● **REQUEST**
Write out each record below exactly as it appears, with no pictures.

● **PROVIDED INFORMATION**
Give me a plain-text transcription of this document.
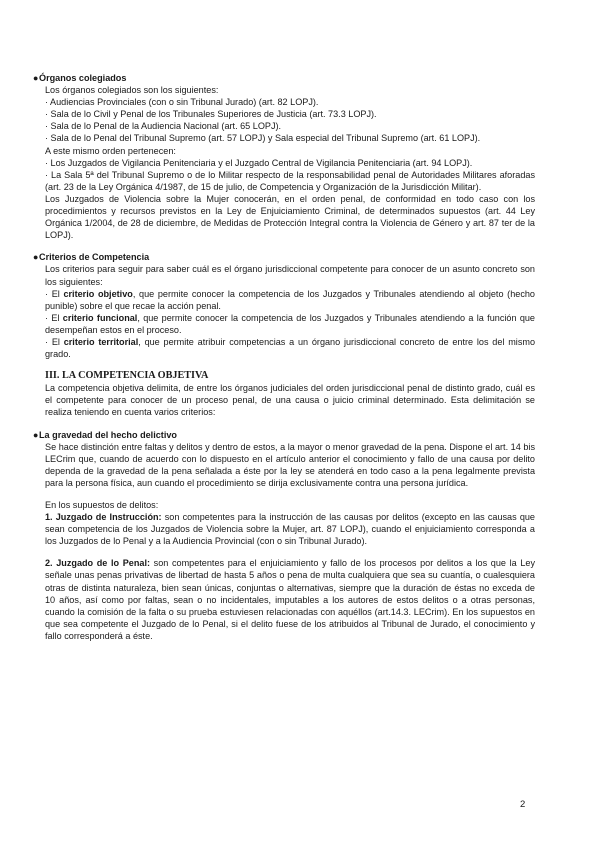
● Órganos colegiados
Los órganos colegiados son los siguientes:
· Audiencias Provinciales (con o sin Tribunal Jurado) (art. 82 LOPJ).
· Sala de lo Civil y Penal de los Tribunales Superiores de Justicia (art. 73.3 LOPJ).
· Sala de lo Penal de la Audiencia Nacional (art. 65 LOPJ).
· Sala de lo Penal del Tribunal Supremo (art. 57 LOPJ) y Sala especial del Tribunal Supremo (art. 61 LOPJ).
A este mismo orden pertenecen:
· Los Juzgados de Vigilancia Penitenciaria y el Juzgado Central de Vigilancia Penitenciaria (art. 94 LOPJ).
· La Sala 5ª del Tribunal Supremo o de lo Militar respecto de la responsabilidad penal de Autoridades Militares aforadas (art. 23 de la Ley Orgánica 4/1987, de 15 de julio, de Competencia y Organización de la Jurisdicción Militar).
Los Juzgados de Violencia sobre la Mujer conocerán, en el orden penal, de conformidad en todo caso con los procedimientos y recursos previstos en la Ley de Enjuiciamiento Criminal, de determinados supuestos (art. 44 Ley Orgánica 1/2004, de 28 de diciembre, de Medidas de Protección Integral contra la Violencia de Género y art. 87 ter de la LOPJ).
● Criterios de Competencia
Los criterios para seguir para saber cuál es el órgano jurisdiccional competente para conocer de un asunto concreto son los siguientes:
· El criterio objetivo, que permite conocer la competencia de los Juzgados y Tribunales atendiendo al objeto (hecho punible) sobre el que recae la acción penal.
· El criterio funcional, que permite conocer la competencia de los Juzgados y Tribunales atendiendo a la función que desempeñan estos en el proceso.
· El criterio territorial, que permite atribuir competencias a un órgano jurisdiccional concreto de entre los del mismo grado.
III. LA COMPETENCIA OBJETIVA
La competencia objetiva delimita, de entre los órganos judiciales del orden jurisdiccional penal de distinto grado, cuál es el competente para conocer de un proceso penal, de una causa o juicio criminal determinado. Esta delimitación se realiza teniendo en cuenta varios criterios:
● La gravedad del hecho delictivo
Se hace distinción entre faltas y delitos y dentro de estos, a la mayor o menor gravedad de la pena. Dispone el art. 14 bis LECrim que, cuando de acuerdo con lo dispuesto en el artículo anterior el conocimiento y fallo de una causa por delito dependa de la gravedad de la pena señalada a éste por la ley se atenderá en todo caso a la pena legalmente prevista para la persona física, aun cuando el procedimiento se dirija exclusivamente contra una persona jurídica.
En los supuestos de delitos:
1. Juzgado de Instrucción: son competentes para la instrucción de las causas por delitos (excepto en las causas que sean competencia de los Juzgados de Violencia sobre la Mujer, art. 87 LOPJ), cuando el enjuiciamiento corresponda a los Juzgados de lo Penal y a la Audiencia Provincial (con o sin Tribunal Jurado).
2. Juzgado de lo Penal: son competentes para el enjuiciamiento y fallo de los procesos por delitos a los que la Ley señale unas penas privativas de libertad de hasta 5 años o pena de multa cualquiera que sea su cuantía, o cualesquiera otras de distinta naturaleza, bien sean únicas, conjuntas o alternativas, siempre que la duración de éstas no exceda de 10 años, así como por faltas, sean o no incidentales, imputables a los autores de estos delitos o a otras personas, cuando la comisión de la falta o su prueba estuviesen relacionadas con aquéllos (art.14.3. LECrim). En los supuestos en que sea competente el Juzgado de lo Penal, si el delito fuese de los atribuidos al Tribunal de Jurado, el conocimiento y fallo corresponderá a éste.
2
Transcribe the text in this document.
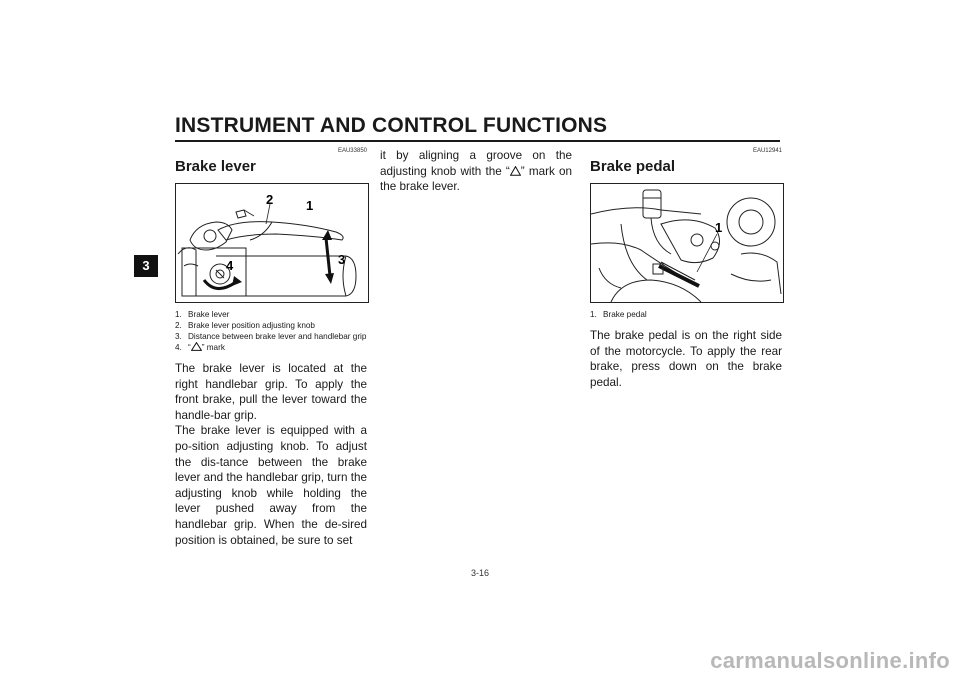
INSTRUMENT AND CONTROL FUNCTIONS
3
EAU33850
Brake lever
1
2
3
4
1. Brake lever
2. Brake lever position adjusting knob
3. Distance between brake lever and handlebar grip
4. “ ” mark

The brake lever is located at the right handlebar grip. To apply the front brake, pull the lever toward the handle-bar grip.

The brake lever is equipped with a po-sition adjusting knob. To adjust the dis-tance between the brake lever and the handlebar grip, turn the adjusting knob while holding the lever pushed away from the handlebar grip. When the de-sired position is obtained, be sure to set

it by aligning a groove on the adjusting knob with the “ ” mark on the brake lever.

EAU12941
Brake pedal
1
1. Brake pedal

The brake pedal is on the right side of the motorcycle. To apply the rear brake, press down on the brake pedal.

3-16
carmanualsonline.info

● **RESPONSE BELOW**
Give me a plain-text transcription of this document.
● Órganos colegiados
Los órganos colegiados son los siguientes:
· Audiencias Provinciales (con o sin Tribunal Jurado) (art. 82 LOPJ).
· Sala de lo Civil y Penal de los Tribunales Superiores de Justicia (art. 73.3 LOPJ).
· Sala de lo Penal de la Audiencia Nacional (art. 65 LOPJ).
· Sala de lo Penal del Tribunal Supremo (art. 57 LOPJ) y Sala especial del Tribunal Supremo (art. 61 LOPJ).
A este mismo orden pertenecen:
· Los Juzgados de Vigilancia Penitenciaria y el Juzgado Central de Vigilancia Penitenciaria (art. 94 LOPJ).
· La Sala 5ª del Tribunal Supremo o de lo Militar respecto de la responsabilidad penal de Autoridades Militares aforadas (art. 23 de la Ley Orgánica 4/1987, de 15 de julio, de Competencia y Organización de la Jurisdicción Militar).
Los Juzgados de Violencia sobre la Mujer conocerán, en el orden penal, de conformidad en todo caso con los procedimientos y recursos previstos en la Ley de Enjuiciamiento Criminal, de determinados supuestos (art. 44 Ley Orgánica 1/2004, de 28 de diciembre, de Medidas de Protección Integral contra la Violencia de Género y art. 87 ter de la LOPJ).
● Criterios de Competencia
Los criterios para seguir para saber cuál es el órgano jurisdiccional competente para conocer de un asunto concreto son los siguientes:
· El criterio objetivo, que permite conocer la competencia de los Juzgados y Tribunales atendiendo al objeto (hecho punible) sobre el que recae la acción penal.
· El criterio funcional, que permite conocer la competencia de los Juzgados y Tribunales atendiendo a la función que desempeñan estos en el proceso.
· El criterio territorial, que permite atribuir competencias a un órgano jurisdiccional concreto de entre los del mismo grado.
III. LA COMPETENCIA OBJETIVA
La competencia objetiva delimita, de entre los órganos judiciales del orden jurisdiccional penal de distinto grado, cuál es el competente para conocer de un proceso penal, de una causa o juicio criminal determinado. Esta delimitación se realiza teniendo en cuenta varios criterios:
● La gravedad del hecho delictivo
Se hace distinción entre faltas y delitos y dentro de estos, a la mayor o menor gravedad de la pena. Dispone el art. 14 bis LECrim que, cuando de acuerdo con lo dispuesto en el artículo anterior el conocimiento y fallo de una causa por delito dependa de la gravedad de la pena señalada a éste por la ley se atenderá en todo caso a la pena legalmente prevista para la persona física, aun cuando el procedimiento se dirija exclusivamente contra una persona jurídica.
En los supuestos de delitos:
1. Juzgado de Instrucción: son competentes para la instrucción de las causas por delitos (excepto en las causas que sean competencia de los Juzgados de Violencia sobre la Mujer, art. 87 LOPJ), cuando el enjuiciamiento corresponda a los Juzgados de lo Penal y a la Audiencia Provincial (con o sin Tribunal Jurado).
2. Juzgado de lo Penal: son competentes para el enjuiciamiento y fallo de los procesos por delitos a los que la Ley señale unas penas privativas de libertad de hasta 5 años o pena de multa cualquiera que sea su cuantía, o cualesquiera otras de distinta naturaleza, bien sean únicas, conjuntas o alternativas, siempre que la duración de éstas no exceda de 10 años, así como por faltas, sean o no incidentales, imputables a los autores de estos delitos o a otras personas, cuando la comisión de la falta o su prueba estuviesen relacionadas con aquéllos (art.14.3. LECrim). En los supuestos en que sea competente el Juzgado de lo Penal, si el delito fuese de los atribuidos al Tribunal de Jurado, el conocimiento y fallo corresponderá a éste.
2
Transcribe the text in this document.
INSTRUMENT AND CONTROL FUNCTIONS
3
EAU33850
Brake lever
1
2
3
4
1. Brake lever
2. Brake lever position adjusting knob
3. Distance between brake lever and handlebar grip
4. “ ” mark

The brake lever is located at the right handlebar grip. To apply the front brake, pull the lever toward the handle-bar grip.

The brake lever is equipped with a po-sition adjusting knob. To adjust the dis-tance between the brake lever and the handlebar grip, turn the adjusting knob while holding the lever pushed away from the handlebar grip. When the de-sired position is obtained, be sure to set

it by aligning a groove on the adjusting knob with the “ ” mark on the brake lever.

EAU12941
Brake pedal
1
1. Brake pedal

The brake pedal is on the right side of the motorcycle. To apply the rear brake, press down on the brake pedal.

3-16
carmanualsonline.info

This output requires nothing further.